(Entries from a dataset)
-- BEGIN --
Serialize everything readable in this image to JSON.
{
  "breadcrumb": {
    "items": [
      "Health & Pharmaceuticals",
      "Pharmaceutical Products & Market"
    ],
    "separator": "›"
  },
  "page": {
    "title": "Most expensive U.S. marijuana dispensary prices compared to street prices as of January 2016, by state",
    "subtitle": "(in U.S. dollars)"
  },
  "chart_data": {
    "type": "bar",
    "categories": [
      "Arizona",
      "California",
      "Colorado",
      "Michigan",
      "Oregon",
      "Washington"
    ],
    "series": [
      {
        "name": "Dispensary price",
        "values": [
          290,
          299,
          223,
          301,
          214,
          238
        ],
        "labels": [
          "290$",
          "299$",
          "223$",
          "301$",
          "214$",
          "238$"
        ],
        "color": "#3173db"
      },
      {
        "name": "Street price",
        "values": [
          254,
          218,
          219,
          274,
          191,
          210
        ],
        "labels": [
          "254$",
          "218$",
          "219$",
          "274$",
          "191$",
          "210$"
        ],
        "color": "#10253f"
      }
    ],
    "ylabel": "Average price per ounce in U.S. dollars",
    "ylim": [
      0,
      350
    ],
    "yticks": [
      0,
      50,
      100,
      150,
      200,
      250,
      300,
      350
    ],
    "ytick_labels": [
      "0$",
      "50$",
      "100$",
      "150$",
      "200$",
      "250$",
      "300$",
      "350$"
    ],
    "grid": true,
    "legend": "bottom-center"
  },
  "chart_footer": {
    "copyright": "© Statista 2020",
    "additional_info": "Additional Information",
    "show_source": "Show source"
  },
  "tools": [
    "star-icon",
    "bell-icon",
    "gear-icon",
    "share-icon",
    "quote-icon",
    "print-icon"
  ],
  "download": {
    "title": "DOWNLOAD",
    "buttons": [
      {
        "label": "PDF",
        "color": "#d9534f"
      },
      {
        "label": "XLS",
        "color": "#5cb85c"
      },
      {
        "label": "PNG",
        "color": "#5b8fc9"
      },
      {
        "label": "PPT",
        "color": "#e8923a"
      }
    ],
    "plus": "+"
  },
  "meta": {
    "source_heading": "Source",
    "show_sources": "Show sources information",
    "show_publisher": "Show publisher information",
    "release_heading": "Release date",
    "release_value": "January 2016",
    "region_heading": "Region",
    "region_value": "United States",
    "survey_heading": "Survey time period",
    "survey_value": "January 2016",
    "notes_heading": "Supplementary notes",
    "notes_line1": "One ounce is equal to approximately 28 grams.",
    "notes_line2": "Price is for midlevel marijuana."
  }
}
-- END --
Requirement:
Select every line in the material above where the string "January" occurs, and copy it.

Expected output:
    "title": "Most expensive U.S. marijuana dispensary prices compared to street prices as of January 2016, by state",
    "release_value": "January 2016",
    "survey_value": "January 2016",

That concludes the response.